──────── AVAILABLE RECORDS ────────

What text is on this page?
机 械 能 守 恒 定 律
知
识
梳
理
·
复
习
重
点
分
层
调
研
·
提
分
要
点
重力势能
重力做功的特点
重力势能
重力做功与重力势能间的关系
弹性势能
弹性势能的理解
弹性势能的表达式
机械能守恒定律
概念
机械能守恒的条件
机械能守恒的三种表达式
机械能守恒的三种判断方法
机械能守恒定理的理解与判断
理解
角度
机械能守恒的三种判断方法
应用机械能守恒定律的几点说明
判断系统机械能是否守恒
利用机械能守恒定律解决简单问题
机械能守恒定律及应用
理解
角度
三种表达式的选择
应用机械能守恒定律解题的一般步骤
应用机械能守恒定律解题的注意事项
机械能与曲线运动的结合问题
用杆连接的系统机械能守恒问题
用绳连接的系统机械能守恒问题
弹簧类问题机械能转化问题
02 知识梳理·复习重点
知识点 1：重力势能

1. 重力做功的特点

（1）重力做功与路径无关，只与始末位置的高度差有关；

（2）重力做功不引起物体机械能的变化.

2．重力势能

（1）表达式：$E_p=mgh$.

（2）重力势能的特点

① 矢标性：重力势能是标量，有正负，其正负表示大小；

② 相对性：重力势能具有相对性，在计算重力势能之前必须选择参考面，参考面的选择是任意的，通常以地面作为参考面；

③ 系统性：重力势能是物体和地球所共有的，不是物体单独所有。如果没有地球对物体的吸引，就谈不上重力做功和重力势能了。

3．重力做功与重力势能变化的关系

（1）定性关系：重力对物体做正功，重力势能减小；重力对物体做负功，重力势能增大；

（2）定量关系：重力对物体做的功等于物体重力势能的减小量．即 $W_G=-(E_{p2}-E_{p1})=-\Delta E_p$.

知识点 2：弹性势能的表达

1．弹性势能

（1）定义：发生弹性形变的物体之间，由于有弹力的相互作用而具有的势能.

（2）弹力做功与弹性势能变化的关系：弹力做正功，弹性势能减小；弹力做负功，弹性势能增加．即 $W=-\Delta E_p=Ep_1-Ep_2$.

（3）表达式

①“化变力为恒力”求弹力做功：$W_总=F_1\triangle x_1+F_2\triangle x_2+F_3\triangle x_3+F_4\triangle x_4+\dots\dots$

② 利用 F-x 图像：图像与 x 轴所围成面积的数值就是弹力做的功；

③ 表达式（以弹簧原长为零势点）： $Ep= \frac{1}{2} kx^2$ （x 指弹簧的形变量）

────────

DIRECTIVE
Using the listing above, reproduce each line without omission.

TASK SOLUTION
What text is on this page?
机 械 能 守 恒 定 律
知
识
梳
理
·
复
习
重
点
分
层
调
研
·
提
分
要
点
重力势能
重力做功的特点
重力势能
重力做功与重力势能间的关系
弹性势能
弹性势能的理解
弹性势能的表达式
机械能守恒定律
概念
机械能守恒的条件
机械能守恒的三种表达式
机械能守恒的三种判断方法
机械能守恒定理的理解与判断
理解
角度
机械能守恒的三种判断方法
应用机械能守恒定律的几点说明
判断系统机械能是否守恒
利用机械能守恒定律解决简单问题
机械能守恒定律及应用
理解
角度
三种表达式的选择
应用机械能守恒定律解题的一般步骤
应用机械能守恒定律解题的注意事项
机械能与曲线运动的结合问题
用杆连接的系统机械能守恒问题
用绳连接的系统机械能守恒问题
弹簧类问题机械能转化问题
02 知识梳理·复习重点
知识点 1：重力势能

1. 重力做功的特点

（1）重力做功与路径无关，只与始末位置的高度差有关；

（2）重力做功不引起物体机械能的变化.

2．重力势能

（1）表达式：$E_p=mgh$.

（2）重力势能的特点

① 矢标性：重力势能是标量，有正负，其正负表示大小；

② 相对性：重力势能具有相对性，在计算重力势能之前必须选择参考面，参考面的选择是任意的，通常以地面作为参考面；

③ 系统性：重力势能是物体和地球所共有的，不是物体单独所有。如果没有地球对物体的吸引，就谈不上重力做功和重力势能了。

3．重力做功与重力势能变化的关系

（1）定性关系：重力对物体做正功，重力势能减小；重力对物体做负功，重力势能增大；

（2）定量关系：重力对物体做的功等于物体重力势能的减小量．即 $W_G=-(E_{p2}-E_{p1})=-\Delta E_p$.

知识点 2：弹性势能的表达

1．弹性势能

（1）定义：发生弹性形变的物体之间，由于有弹力的相互作用而具有的势能.

（2）弹力做功与弹性势能变化的关系：弹力做正功，弹性势能减小；弹力做负功，弹性势能增加．即 $W=-\Delta E_p=Ep_1-Ep_2$.

（3）表达式

①“化变力为恒力”求弹力做功：$W_总=F_1\triangle x_1+F_2\triangle x_2+F_3\triangle x_3+F_4\triangle x_4+\dots\dots$

② 利用 F-x 图像：图像与 x 轴所围成面积的数值就是弹力做的功；

③ 表达式（以弹簧原长为零势点）： $Ep= \frac{1}{2} kx^2$ （x 指弹簧的形变量）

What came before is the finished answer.